## EXERCISE GOAL
Extract all lines containing "name".

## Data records
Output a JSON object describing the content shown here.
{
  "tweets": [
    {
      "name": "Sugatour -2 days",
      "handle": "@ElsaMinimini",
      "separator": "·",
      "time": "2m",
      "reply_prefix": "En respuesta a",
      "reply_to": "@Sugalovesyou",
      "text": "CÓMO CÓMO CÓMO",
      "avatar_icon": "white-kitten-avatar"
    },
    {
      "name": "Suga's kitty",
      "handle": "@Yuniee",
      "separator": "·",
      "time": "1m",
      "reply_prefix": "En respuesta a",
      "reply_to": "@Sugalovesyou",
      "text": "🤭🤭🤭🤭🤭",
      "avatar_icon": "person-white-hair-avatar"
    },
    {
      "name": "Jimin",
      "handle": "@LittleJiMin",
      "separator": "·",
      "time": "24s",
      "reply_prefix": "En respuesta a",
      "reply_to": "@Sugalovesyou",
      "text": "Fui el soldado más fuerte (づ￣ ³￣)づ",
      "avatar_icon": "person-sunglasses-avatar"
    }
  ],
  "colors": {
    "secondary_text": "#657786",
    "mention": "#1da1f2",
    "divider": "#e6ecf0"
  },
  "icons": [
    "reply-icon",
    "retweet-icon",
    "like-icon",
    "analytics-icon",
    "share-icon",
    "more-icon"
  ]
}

## CORRECT RESULT
      "name": "Sugatour -2 days",
      "name": "Suga's kitty",
      "name": "Jimin",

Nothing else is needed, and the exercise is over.